(Source data)
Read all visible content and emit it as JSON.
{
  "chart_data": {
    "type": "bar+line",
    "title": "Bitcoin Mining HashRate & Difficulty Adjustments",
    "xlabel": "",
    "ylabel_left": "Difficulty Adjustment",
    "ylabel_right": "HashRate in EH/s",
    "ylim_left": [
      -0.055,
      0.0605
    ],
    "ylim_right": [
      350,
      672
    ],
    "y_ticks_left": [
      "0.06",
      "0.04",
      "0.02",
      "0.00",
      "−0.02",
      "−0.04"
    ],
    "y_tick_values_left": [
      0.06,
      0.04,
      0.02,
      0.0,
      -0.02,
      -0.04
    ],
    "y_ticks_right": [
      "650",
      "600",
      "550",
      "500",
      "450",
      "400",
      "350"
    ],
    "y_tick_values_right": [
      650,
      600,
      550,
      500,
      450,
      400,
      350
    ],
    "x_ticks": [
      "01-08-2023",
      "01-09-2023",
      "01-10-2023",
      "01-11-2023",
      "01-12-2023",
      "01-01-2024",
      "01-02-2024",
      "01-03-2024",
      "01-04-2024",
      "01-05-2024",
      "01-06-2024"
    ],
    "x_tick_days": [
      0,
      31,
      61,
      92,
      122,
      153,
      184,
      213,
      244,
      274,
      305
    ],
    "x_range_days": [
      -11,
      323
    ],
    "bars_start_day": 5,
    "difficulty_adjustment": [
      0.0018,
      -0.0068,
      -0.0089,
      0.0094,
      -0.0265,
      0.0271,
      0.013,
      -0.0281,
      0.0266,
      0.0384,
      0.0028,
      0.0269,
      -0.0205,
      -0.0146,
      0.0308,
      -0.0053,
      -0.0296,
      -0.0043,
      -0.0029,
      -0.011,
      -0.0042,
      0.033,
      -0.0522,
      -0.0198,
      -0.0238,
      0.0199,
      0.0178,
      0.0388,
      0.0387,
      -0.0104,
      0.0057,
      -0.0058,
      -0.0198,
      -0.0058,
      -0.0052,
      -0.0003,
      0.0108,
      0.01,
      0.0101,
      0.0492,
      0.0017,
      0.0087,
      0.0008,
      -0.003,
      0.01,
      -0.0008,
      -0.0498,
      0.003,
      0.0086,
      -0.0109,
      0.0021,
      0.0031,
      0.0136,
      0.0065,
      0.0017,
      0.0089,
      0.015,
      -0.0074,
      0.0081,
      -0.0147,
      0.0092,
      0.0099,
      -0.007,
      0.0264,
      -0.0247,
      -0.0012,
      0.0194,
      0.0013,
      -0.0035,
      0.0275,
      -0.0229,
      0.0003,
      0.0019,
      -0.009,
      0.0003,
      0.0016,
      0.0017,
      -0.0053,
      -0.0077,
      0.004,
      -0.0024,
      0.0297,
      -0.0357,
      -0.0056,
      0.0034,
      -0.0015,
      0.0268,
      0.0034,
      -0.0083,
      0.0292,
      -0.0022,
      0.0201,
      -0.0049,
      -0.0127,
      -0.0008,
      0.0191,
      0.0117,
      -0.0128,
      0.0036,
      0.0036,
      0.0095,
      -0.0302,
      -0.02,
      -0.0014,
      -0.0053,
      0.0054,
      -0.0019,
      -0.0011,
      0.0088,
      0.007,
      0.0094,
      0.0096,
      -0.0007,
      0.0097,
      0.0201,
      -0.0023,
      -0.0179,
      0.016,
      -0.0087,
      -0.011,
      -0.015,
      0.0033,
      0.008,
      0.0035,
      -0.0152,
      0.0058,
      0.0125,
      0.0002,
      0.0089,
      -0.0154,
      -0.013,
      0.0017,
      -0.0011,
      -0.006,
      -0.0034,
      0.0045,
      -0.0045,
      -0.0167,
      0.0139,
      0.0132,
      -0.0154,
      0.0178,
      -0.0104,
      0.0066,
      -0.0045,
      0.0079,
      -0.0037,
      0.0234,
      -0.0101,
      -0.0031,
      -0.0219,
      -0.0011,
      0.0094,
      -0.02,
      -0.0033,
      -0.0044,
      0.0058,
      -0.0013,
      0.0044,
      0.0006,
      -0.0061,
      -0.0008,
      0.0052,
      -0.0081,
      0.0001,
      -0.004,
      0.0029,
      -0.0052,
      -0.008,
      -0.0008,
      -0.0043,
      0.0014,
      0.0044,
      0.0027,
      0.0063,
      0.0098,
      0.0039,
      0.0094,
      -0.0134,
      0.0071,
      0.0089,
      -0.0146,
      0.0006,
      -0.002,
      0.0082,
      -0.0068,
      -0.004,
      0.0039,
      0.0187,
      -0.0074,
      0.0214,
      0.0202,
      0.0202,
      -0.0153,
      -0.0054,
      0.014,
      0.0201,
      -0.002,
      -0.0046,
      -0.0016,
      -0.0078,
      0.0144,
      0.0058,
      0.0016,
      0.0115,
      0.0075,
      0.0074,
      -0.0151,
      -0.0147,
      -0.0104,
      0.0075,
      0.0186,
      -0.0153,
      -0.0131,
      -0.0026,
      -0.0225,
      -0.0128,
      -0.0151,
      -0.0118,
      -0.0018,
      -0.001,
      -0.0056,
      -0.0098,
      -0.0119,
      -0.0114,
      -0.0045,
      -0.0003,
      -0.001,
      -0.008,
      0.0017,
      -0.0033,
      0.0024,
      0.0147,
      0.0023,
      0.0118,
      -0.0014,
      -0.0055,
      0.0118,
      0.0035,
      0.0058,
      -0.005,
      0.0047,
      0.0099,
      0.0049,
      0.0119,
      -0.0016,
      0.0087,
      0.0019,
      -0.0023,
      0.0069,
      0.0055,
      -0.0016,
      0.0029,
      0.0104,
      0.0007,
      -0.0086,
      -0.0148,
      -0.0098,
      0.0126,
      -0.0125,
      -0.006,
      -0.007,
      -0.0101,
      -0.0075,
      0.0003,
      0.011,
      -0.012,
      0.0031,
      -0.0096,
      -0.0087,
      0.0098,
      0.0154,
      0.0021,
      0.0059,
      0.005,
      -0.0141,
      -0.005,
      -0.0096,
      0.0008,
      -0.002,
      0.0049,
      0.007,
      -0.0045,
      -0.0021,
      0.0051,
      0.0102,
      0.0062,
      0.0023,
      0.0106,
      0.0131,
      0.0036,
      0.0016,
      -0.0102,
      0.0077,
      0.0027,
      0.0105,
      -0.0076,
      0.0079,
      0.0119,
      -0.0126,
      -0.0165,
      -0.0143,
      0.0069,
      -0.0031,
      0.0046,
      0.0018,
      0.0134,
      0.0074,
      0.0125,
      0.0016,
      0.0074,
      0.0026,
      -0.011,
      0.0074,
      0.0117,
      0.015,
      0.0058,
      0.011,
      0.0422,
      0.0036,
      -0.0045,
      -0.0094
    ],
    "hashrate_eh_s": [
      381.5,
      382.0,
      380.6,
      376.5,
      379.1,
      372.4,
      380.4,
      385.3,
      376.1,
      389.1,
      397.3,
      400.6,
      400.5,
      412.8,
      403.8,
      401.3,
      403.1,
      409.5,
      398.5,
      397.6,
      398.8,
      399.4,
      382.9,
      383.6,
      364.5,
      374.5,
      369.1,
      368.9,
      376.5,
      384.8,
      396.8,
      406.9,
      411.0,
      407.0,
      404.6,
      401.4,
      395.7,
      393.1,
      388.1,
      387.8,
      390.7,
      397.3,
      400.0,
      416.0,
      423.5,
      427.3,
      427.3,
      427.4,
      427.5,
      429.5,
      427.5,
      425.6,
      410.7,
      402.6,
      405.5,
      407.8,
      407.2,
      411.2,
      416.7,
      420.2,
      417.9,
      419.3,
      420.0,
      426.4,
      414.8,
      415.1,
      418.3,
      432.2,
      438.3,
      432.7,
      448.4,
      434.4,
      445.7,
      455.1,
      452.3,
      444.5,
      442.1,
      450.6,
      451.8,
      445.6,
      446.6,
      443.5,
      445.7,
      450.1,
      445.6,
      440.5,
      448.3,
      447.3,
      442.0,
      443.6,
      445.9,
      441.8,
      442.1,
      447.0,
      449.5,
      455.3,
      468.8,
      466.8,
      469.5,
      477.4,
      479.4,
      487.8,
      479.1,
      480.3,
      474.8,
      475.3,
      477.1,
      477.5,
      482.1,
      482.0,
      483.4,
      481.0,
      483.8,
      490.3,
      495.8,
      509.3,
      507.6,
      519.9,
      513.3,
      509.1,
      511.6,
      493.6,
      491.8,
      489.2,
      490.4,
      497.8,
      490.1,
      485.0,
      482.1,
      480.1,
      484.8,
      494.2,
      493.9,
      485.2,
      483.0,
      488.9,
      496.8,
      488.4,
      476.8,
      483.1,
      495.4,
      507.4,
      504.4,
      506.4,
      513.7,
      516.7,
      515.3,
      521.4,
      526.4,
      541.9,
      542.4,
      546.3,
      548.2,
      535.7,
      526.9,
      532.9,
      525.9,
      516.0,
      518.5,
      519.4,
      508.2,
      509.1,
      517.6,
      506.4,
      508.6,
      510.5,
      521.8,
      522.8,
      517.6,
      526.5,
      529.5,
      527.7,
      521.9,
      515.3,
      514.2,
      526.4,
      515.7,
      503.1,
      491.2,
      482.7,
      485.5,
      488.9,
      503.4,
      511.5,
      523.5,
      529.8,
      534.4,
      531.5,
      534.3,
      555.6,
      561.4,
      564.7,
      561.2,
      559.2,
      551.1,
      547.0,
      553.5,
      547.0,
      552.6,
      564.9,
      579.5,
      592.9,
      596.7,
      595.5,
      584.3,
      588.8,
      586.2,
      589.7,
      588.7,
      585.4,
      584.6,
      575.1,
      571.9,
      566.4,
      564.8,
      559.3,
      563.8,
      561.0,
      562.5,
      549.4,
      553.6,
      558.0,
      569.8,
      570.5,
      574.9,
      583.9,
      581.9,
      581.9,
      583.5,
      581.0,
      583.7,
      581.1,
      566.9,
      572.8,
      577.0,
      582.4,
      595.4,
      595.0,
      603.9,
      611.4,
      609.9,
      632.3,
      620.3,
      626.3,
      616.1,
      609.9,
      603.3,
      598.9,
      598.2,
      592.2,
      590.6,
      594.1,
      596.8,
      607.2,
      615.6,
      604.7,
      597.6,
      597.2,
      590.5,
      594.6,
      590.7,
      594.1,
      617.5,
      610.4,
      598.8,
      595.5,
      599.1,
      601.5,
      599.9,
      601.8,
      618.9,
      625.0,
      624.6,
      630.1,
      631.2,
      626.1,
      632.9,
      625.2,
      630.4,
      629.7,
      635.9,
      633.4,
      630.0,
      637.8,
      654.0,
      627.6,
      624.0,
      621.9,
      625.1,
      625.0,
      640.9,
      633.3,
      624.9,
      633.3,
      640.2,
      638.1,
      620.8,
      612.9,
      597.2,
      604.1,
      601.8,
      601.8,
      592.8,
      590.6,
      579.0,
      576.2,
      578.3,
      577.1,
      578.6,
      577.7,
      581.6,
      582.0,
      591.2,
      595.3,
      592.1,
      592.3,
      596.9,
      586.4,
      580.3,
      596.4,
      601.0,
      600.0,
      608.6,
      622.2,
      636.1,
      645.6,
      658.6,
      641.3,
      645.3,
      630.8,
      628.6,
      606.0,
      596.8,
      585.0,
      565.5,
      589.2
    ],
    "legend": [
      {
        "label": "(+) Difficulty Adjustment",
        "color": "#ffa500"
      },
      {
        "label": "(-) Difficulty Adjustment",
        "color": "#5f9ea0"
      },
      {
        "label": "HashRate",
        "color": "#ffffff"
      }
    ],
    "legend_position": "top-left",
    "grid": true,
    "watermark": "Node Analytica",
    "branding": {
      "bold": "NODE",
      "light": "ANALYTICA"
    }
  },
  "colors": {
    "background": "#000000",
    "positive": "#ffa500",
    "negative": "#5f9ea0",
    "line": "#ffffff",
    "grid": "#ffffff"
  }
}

==

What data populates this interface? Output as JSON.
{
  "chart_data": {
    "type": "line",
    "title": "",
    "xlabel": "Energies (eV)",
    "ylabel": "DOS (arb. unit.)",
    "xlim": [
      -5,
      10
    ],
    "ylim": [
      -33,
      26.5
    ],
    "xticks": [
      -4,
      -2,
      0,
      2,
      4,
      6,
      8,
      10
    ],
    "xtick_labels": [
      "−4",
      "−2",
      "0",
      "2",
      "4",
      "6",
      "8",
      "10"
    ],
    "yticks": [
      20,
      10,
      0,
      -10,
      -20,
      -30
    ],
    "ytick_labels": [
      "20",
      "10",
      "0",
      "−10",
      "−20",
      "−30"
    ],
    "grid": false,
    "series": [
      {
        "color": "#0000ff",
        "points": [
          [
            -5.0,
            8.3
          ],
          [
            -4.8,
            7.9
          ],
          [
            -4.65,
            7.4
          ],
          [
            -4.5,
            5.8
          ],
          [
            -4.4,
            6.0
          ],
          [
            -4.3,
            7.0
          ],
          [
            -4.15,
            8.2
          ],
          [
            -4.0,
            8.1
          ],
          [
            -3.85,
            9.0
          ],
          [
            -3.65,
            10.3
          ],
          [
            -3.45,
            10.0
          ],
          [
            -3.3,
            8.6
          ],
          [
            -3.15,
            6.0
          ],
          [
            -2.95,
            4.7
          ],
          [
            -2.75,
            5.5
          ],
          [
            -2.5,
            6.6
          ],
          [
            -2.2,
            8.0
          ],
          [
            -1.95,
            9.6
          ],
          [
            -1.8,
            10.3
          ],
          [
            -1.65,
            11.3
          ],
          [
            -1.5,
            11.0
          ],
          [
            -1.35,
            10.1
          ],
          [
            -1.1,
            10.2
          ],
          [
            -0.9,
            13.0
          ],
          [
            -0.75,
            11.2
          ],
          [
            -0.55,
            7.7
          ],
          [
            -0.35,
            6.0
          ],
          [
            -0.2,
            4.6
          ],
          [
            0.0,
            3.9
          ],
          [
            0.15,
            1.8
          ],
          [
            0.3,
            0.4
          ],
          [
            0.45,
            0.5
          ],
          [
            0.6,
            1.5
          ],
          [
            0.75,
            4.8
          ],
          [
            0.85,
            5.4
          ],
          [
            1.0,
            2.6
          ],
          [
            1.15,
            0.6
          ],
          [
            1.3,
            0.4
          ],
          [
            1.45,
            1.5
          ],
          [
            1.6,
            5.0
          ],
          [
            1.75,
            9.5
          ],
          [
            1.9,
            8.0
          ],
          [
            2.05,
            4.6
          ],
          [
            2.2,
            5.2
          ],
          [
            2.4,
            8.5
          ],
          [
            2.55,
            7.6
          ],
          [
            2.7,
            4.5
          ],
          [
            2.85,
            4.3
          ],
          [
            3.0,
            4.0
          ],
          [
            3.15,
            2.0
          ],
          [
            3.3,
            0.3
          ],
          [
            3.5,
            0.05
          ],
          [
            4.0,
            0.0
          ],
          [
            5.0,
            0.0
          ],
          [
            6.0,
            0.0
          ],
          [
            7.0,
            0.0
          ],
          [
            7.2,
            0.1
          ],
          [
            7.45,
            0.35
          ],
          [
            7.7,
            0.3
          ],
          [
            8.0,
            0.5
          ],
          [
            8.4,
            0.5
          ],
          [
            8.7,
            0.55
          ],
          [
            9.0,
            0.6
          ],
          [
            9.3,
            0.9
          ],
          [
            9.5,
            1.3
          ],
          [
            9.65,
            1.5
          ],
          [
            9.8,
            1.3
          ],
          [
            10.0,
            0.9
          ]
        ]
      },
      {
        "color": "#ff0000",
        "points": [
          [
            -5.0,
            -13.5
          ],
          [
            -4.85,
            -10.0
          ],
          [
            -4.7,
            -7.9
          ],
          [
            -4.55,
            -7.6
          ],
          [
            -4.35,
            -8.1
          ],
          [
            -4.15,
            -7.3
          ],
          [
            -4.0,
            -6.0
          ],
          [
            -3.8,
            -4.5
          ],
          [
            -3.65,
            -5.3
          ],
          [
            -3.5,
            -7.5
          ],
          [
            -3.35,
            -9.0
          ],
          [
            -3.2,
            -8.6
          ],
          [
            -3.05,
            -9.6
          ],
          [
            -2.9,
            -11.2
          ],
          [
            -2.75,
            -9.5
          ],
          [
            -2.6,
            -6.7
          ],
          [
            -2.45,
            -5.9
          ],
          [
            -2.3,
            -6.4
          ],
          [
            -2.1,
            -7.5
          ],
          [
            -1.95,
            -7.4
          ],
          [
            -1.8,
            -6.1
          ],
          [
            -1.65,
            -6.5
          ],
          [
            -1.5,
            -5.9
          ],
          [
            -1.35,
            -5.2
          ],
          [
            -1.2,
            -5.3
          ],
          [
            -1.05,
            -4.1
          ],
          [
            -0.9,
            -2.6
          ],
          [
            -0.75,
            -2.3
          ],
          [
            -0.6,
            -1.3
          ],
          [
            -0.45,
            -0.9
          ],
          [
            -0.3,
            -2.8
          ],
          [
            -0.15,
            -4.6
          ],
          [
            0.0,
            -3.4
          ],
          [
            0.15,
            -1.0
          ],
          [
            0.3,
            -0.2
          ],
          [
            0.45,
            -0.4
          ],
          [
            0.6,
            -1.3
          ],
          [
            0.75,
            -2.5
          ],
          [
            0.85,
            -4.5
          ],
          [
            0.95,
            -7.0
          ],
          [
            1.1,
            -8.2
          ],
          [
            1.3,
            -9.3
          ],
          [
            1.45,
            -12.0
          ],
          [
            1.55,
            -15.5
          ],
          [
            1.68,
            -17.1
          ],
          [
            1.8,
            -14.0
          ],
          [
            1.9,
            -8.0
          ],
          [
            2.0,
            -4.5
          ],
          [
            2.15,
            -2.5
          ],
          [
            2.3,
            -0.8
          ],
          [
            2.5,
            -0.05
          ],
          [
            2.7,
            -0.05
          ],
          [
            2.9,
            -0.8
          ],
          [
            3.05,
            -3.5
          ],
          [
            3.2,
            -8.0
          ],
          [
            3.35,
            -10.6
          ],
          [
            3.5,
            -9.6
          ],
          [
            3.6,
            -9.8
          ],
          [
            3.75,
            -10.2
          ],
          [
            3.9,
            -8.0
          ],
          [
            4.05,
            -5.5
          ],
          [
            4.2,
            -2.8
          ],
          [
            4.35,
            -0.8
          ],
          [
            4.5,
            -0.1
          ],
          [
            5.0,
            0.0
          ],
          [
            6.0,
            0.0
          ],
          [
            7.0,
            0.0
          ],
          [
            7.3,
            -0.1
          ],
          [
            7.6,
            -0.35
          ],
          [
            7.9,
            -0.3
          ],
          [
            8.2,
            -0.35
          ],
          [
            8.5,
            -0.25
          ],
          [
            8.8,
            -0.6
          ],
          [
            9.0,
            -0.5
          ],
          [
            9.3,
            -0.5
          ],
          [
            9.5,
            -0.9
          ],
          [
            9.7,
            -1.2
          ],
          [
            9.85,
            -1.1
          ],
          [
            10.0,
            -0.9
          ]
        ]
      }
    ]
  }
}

## GIVEN PROBLEM
Say only how many lines in the records carry the word "title".

## ANSWER TO THIS PROBLEM
2